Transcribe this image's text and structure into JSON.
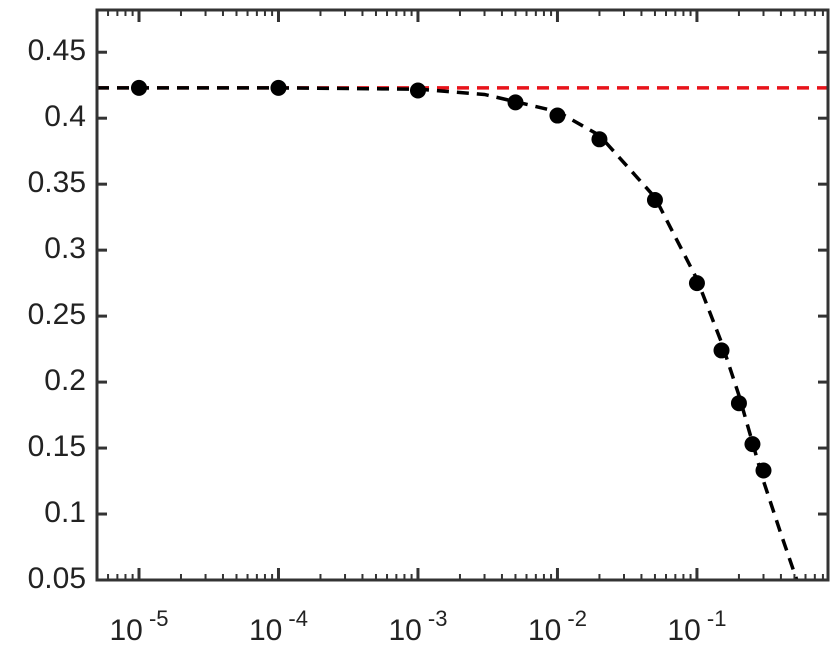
{
  "chart_data": {
    "type": "line",
    "xscale": "log",
    "xlim": [
      5e-06,
      0.87
    ],
    "ylim": [
      0.05,
      0.482
    ],
    "xticks": [
      {
        "value": 1e-05,
        "label": "10^-5"
      },
      {
        "value": 0.0001,
        "label": "10^-4"
      },
      {
        "value": 0.001,
        "label": "10^-3"
      },
      {
        "value": 0.01,
        "label": "10^-2"
      },
      {
        "value": 0.1,
        "label": "10^-1"
      }
    ],
    "yticks": [
      0.05,
      0.1,
      0.15,
      0.2,
      0.25,
      0.3,
      0.35,
      0.4,
      0.45
    ],
    "series": [
      {
        "color": "#e8141b",
        "mode": "dashed",
        "x": [
          5e-06,
          0.87
        ],
        "values": [
          0.423,
          0.423
        ]
      },
      {
        "color": "#000000",
        "mode": "dashed",
        "x": [
          5e-06,
          1e-05,
          0.0001,
          0.001,
          0.003,
          0.01,
          0.02,
          0.05,
          0.1,
          0.15,
          0.2,
          0.3,
          0.4,
          0.52
        ],
        "values": [
          0.423,
          0.423,
          0.423,
          0.422,
          0.418,
          0.405,
          0.387,
          0.34,
          0.278,
          0.23,
          0.19,
          0.125,
          0.085,
          0.05
        ]
      },
      {
        "color": "#000000",
        "mode": "markers",
        "x": [
          1e-05,
          0.0001,
          0.001,
          0.005,
          0.01,
          0.02,
          0.05,
          0.1,
          0.15,
          0.2,
          0.25,
          0.3
        ],
        "values": [
          0.423,
          0.423,
          0.421,
          0.412,
          0.402,
          0.384,
          0.338,
          0.275,
          0.224,
          0.184,
          0.153,
          0.133
        ]
      }
    ]
  }
}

****

Report the count of lines in the entries that contain the string "label", and nothing besides it.

▶ Correct response
5